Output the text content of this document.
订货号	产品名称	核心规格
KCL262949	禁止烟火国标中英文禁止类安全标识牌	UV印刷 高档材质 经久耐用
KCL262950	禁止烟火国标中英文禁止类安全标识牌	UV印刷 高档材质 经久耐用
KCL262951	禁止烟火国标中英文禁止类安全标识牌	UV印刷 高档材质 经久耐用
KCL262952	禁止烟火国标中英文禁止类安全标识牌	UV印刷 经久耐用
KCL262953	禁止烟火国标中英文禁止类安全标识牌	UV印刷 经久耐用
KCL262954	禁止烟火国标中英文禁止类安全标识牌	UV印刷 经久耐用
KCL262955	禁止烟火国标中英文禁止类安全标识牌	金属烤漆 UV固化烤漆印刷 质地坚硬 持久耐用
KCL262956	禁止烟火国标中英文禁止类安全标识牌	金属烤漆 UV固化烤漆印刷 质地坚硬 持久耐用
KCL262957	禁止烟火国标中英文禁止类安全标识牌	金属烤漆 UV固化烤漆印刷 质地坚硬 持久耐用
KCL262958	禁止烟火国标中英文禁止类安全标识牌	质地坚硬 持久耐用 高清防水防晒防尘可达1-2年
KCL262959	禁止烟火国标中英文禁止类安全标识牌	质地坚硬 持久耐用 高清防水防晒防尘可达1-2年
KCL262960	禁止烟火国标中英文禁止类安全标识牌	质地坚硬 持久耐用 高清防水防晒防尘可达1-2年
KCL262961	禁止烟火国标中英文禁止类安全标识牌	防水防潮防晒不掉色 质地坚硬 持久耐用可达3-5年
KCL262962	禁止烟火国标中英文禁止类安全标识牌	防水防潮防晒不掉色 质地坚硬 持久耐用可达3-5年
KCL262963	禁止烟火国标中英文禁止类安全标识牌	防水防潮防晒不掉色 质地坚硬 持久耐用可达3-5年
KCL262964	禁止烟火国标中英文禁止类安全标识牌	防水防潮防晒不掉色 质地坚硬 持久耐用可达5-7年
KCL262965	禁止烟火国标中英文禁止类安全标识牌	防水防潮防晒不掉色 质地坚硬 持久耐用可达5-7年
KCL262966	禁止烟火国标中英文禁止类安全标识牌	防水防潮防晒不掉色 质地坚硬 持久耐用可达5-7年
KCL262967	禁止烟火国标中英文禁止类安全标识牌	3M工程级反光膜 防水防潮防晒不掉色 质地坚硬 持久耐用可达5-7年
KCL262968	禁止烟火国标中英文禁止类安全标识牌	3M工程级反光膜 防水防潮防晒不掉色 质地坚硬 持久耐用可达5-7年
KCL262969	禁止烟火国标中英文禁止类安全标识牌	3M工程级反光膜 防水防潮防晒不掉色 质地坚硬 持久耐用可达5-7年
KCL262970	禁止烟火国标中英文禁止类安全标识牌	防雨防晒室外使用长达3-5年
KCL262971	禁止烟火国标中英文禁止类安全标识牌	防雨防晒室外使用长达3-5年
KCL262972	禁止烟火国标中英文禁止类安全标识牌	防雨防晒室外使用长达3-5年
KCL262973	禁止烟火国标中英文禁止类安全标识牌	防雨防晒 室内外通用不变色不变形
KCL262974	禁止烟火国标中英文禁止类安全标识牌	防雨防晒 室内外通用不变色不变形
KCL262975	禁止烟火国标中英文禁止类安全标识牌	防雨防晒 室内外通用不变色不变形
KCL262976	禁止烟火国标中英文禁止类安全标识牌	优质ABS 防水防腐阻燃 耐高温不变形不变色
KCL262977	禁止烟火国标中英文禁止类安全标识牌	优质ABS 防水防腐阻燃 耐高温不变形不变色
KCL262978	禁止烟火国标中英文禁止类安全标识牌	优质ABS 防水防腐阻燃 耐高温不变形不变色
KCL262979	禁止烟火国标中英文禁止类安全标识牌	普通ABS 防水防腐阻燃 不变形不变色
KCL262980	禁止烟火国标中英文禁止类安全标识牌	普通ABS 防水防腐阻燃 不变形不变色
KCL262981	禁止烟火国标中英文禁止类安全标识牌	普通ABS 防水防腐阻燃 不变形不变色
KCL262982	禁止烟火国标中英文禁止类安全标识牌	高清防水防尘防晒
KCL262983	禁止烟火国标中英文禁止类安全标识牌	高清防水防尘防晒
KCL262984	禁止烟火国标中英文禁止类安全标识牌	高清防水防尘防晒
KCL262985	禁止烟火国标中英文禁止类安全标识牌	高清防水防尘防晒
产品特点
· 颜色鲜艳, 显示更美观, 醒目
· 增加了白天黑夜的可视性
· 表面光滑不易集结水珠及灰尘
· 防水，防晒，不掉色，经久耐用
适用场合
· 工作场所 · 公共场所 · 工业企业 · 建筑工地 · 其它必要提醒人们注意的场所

DIRECTIONS: Make an exact copy of the records.

SOLUTION TO THIS PROBLEM:
Output the text content of this document.
订货号	产品名称	核心规格
KCL262949	禁止烟火国标中英文禁止类安全标识牌	UV印刷 高档材质 经久耐用
KCL262950	禁止烟火国标中英文禁止类安全标识牌	UV印刷 高档材质 经久耐用
KCL262951	禁止烟火国标中英文禁止类安全标识牌	UV印刷 高档材质 经久耐用
KCL262952	禁止烟火国标中英文禁止类安全标识牌	UV印刷 经久耐用
KCL262953	禁止烟火国标中英文禁止类安全标识牌	UV印刷 经久耐用
KCL262954	禁止烟火国标中英文禁止类安全标识牌	UV印刷 经久耐用
KCL262955	禁止烟火国标中英文禁止类安全标识牌	金属烤漆 UV固化烤漆印刷 质地坚硬 持久耐用
KCL262956	禁止烟火国标中英文禁止类安全标识牌	金属烤漆 UV固化烤漆印刷 质地坚硬 持久耐用
KCL262957	禁止烟火国标中英文禁止类安全标识牌	金属烤漆 UV固化烤漆印刷 质地坚硬 持久耐用
KCL262958	禁止烟火国标中英文禁止类安全标识牌	质地坚硬 持久耐用 高清防水防晒防尘可达1-2年
KCL262959	禁止烟火国标中英文禁止类安全标识牌	质地坚硬 持久耐用 高清防水防晒防尘可达1-2年
KCL262960	禁止烟火国标中英文禁止类安全标识牌	质地坚硬 持久耐用 高清防水防晒防尘可达1-2年
KCL262961	禁止烟火国标中英文禁止类安全标识牌	防水防潮防晒不掉色 质地坚硬 持久耐用可达3-5年
KCL262962	禁止烟火国标中英文禁止类安全标识牌	防水防潮防晒不掉色 质地坚硬 持久耐用可达3-5年
KCL262963	禁止烟火国标中英文禁止类安全标识牌	防水防潮防晒不掉色 质地坚硬 持久耐用可达3-5年
KCL262964	禁止烟火国标中英文禁止类安全标识牌	防水防潮防晒不掉色 质地坚硬 持久耐用可达5-7年
KCL262965	禁止烟火国标中英文禁止类安全标识牌	防水防潮防晒不掉色 质地坚硬 持久耐用可达5-7年
KCL262966	禁止烟火国标中英文禁止类安全标识牌	防水防潮防晒不掉色 质地坚硬 持久耐用可达5-7年
KCL262967	禁止烟火国标中英文禁止类安全标识牌	3M工程级反光膜 防水防潮防晒不掉色 质地坚硬 持久耐用可达5-7年
KCL262968	禁止烟火国标中英文禁止类安全标识牌	3M工程级反光膜 防水防潮防晒不掉色 质地坚硬 持久耐用可达5-7年
KCL262969	禁止烟火国标中英文禁止类安全标识牌	3M工程级反光膜 防水防潮防晒不掉色 质地坚硬 持久耐用可达5-7年
KCL262970	禁止烟火国标中英文禁止类安全标识牌	防雨防晒室外使用长达3-5年
KCL262971	禁止烟火国标中英文禁止类安全标识牌	防雨防晒室外使用长达3-5年
KCL262972	禁止烟火国标中英文禁止类安全标识牌	防雨防晒室外使用长达3-5年
KCL262973	禁止烟火国标中英文禁止类安全标识牌	防雨防晒 室内外通用不变色不变形
KCL262974	禁止烟火国标中英文禁止类安全标识牌	防雨防晒 室内外通用不变色不变形
KCL262975	禁止烟火国标中英文禁止类安全标识牌	防雨防晒 室内外通用不变色不变形
KCL262976	禁止烟火国标中英文禁止类安全标识牌	优质ABS 防水防腐阻燃 耐高温不变形不变色
KCL262977	禁止烟火国标中英文禁止类安全标识牌	优质ABS 防水防腐阻燃 耐高温不变形不变色
KCL262978	禁止烟火国标中英文禁止类安全标识牌	优质ABS 防水防腐阻燃 耐高温不变形不变色
KCL262979	禁止烟火国标中英文禁止类安全标识牌	普通ABS 防水防腐阻燃 不变形不变色
KCL262980	禁止烟火国标中英文禁止类安全标识牌	普通ABS 防水防腐阻燃 不变形不变色
KCL262981	禁止烟火国标中英文禁止类安全标识牌	普通ABS 防水防腐阻燃 不变形不变色
KCL262982	禁止烟火国标中英文禁止类安全标识牌	高清防水防尘防晒
KCL262983	禁止烟火国标中英文禁止类安全标识牌	高清防水防尘防晒
KCL262984	禁止烟火国标中英文禁止类安全标识牌	高清防水防尘防晒
KCL262985	禁止烟火国标中英文禁止类安全标识牌	高清防水防尘防晒
产品特点
· 颜色鲜艳, 显示更美观, 醒目
· 增加了白天黑夜的可视性
· 表面光滑不易集结水珠及灰尘
· 防水，防晒，不掉色，经久耐用
适用场合
· 工作场所 · 公共场所 · 工业企业 · 建筑工地 · 其它必要提醒人们注意的场所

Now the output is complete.